• [Short task 1]: Translate this sentence from the passage on the new immigrants into Spanish: "Labor organizers complained that large inflows of new workers into the country undermined wages."
• [Short task 2]: According to the passage on the new immigrants, which countries are named as areas that had not traditionally supplied settlers to the U.S.?
• [Short task 3]: Please carry on writing the passage on the new immigrants from where it stops.

Provided text start

The New Immigrants

The periods extending from 1980 to the 1920s in American history was marked by the greatest wave of immigrations where more than 25 million foreigners were reported to have arrived[1]. This era of immigration is viewed as distinct in terms of demography, size, and impacts on the American culture and society forming what is commonly referred to as the “new immigrants”. The bulk of these immigrants are mostly known to have been natives of the Eastern Europe, ethnically and culturally perceived to be quite different from the Britons and Germans who had constituted the bulk of the earlier immigrants into the United States. This group of immigrants is referred to as “new” because it came from areas that had not traditionally been known to supply settlers to the U.S, such as Italy, Poland, Russia, Greece, Japan, and China[2].

The new immigrants brought about anxieties among the whites who saw the Asian and Eastern Europe immigrants as far more racially different and inassimilable[3]. They feared that they would undermine Protestantism and democracy. Most critics also blamed the new immigrants for increase in crime rates, being un-American in their family lives, language, religion, and for concentrating in towns and cities where their votes were machine controlled. Many of these immigrants were subjected to dire poverty and residential segregation forcing them to take up jobs under poor conditions and wages. Labor organizers complained that large inflows of new workers into the country undermined wages.  In the mainstream press, communism, anarchism, and socialism were depicted as alien political values brought over from foreign lands[4].

Provided text end
Dataset extract start

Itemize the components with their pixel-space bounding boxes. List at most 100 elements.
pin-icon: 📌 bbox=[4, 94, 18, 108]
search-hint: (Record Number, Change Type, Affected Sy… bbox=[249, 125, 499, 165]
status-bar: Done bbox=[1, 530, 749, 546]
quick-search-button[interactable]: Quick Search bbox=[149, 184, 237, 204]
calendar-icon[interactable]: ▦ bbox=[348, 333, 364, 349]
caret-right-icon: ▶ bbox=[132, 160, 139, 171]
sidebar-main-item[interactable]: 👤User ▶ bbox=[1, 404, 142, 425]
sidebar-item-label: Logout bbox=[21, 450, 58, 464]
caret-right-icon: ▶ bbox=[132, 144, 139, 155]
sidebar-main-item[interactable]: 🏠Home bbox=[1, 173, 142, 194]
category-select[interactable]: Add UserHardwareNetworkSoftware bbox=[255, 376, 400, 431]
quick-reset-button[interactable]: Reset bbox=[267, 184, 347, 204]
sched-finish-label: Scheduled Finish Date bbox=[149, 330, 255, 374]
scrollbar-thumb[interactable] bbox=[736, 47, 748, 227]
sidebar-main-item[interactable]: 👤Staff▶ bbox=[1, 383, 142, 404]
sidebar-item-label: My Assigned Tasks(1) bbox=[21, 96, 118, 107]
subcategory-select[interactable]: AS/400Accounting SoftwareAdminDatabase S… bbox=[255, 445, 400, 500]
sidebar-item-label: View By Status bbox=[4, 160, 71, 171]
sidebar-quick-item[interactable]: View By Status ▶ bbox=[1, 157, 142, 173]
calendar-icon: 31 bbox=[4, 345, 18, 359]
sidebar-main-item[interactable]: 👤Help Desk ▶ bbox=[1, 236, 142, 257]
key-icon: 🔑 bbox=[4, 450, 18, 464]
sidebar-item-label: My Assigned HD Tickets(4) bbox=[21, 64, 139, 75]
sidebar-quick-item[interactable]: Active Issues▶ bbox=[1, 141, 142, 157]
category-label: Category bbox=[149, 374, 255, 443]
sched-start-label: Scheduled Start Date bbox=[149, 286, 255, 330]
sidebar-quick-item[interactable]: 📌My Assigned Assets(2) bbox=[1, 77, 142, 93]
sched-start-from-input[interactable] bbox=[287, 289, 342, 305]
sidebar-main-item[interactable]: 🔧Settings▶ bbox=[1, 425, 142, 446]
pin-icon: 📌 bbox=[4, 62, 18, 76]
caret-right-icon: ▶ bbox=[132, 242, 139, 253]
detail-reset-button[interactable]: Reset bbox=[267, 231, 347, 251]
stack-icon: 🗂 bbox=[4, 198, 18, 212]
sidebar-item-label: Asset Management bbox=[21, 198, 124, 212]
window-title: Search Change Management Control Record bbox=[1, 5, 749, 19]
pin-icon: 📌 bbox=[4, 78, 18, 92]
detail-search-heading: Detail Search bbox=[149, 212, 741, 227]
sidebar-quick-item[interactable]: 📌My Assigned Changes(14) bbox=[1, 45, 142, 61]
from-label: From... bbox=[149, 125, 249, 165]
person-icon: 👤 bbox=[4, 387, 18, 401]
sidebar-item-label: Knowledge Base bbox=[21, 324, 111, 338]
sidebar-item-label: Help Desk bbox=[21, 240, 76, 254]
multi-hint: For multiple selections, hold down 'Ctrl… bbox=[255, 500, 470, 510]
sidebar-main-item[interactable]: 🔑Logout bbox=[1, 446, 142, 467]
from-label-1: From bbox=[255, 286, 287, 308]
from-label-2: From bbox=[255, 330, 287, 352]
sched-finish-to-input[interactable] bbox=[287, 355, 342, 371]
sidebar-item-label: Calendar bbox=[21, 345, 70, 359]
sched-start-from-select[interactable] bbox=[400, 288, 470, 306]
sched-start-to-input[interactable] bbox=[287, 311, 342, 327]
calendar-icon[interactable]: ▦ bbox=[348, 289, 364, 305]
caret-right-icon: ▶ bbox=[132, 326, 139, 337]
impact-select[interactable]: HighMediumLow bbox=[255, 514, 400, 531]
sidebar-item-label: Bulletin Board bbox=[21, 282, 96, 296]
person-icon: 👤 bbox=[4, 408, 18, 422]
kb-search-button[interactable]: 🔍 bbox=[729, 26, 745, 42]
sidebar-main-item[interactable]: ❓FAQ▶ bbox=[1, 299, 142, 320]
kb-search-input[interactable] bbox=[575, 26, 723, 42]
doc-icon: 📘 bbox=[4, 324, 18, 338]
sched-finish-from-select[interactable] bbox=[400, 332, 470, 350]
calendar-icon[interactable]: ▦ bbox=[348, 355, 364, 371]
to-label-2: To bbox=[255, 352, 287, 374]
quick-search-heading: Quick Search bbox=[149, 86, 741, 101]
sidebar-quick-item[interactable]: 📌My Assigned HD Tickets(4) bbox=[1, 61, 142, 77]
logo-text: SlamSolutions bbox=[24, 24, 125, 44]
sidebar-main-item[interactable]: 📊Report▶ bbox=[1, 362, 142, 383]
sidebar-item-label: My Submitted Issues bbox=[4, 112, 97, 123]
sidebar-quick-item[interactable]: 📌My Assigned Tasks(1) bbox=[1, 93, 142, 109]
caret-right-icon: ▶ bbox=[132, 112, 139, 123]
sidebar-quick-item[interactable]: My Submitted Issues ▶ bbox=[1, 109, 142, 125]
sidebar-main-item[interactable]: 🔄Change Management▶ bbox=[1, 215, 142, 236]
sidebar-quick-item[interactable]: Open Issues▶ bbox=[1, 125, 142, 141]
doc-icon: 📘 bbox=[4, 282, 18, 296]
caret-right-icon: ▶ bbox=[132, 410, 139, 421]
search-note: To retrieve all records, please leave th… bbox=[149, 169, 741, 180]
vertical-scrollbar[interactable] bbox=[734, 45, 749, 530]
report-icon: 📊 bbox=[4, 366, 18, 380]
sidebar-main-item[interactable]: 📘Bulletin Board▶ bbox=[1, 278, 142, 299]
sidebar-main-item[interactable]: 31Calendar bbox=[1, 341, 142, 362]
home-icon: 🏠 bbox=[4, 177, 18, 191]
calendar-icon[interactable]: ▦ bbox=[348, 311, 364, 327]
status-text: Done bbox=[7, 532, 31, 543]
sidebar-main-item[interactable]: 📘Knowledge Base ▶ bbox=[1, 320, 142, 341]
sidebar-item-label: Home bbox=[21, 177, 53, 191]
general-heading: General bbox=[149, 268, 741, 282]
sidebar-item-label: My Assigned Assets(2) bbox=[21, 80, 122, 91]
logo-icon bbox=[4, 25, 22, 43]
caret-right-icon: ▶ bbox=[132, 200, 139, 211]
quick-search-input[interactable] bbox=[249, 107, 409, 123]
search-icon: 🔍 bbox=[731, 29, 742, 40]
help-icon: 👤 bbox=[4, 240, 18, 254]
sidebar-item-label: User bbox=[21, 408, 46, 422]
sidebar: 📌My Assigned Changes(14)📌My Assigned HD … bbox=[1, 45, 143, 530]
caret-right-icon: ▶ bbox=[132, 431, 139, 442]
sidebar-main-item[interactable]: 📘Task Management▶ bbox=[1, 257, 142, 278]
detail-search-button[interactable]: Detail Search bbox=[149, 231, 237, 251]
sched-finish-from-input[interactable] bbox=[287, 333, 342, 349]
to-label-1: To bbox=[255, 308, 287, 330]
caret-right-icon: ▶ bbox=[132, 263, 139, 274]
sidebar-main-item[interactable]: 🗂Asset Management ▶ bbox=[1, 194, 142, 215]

Dataset extract end

• [Task output 1]: Los organizadores sindicales se quejaban de que las grandes afluencias de nuevos trabajadores al país socavaban los salarios.

• [Task output 2]: Italy, Poland, Russia, Greece, Japan, and China.

• [Task output 3]:
As much as the new immigrants arrived in great numbers, they similarly departed in large numbers unlike the earlier immigrants.[5] Mostly male and young had one major goal, to earn enough money in their temporary stay in America to afford an increased standard of living on return home. Between 50 to 80 percent of the new immigrants are believed to have returned home eventually. The development of the large, thriving immigrant communities generated backlash among native-born Americans that they were losing their cities to the “undesirable: newcomers

List of References

 

Dalla, Rochelle L. 2008. Strengths and Challenges of New Immigrant Families : Implications for Research, Education, Policy, and Service. Lanham, MD: Lexington Books, 2008.

Hall, Matthew. “Residential Integration on the New Frontier: Immigrant Segregation in Established and New Destinations.”Demography 50, no. 5 (October 2013): 1873-1896.

[1] Hall, Matthew. “Residential Integration on the New Frontier: Immigrant Segregation in Established and New Destinations.”Demography 50, no. 5 (October 2013): 1873-1896.

 

[2] Dalla, Rochelle L. 2008. Strengths and Challenges of New Immigrant Families : Implications for Research, Education, Policy, and Service. Lanham, MD: Lexington Books, 2008.

 

[3] Hall, Matthew, 2013

[4] Dalla, Rochelle L. 2008. Strengths and Challenges of New Immigrant Families : Implications for Research, Education, Policy, and Service. Lanham, MD: Lexington Books, 2008.

 

[5] Hall, Matthew. “Residential Integration on the New Frontier: Immigrant Segregation in Established and New Destinations.”Demography 50, no. 5 (October 2013): 1873-1896.

 

[6] Dalla, Rochelle L. 2008.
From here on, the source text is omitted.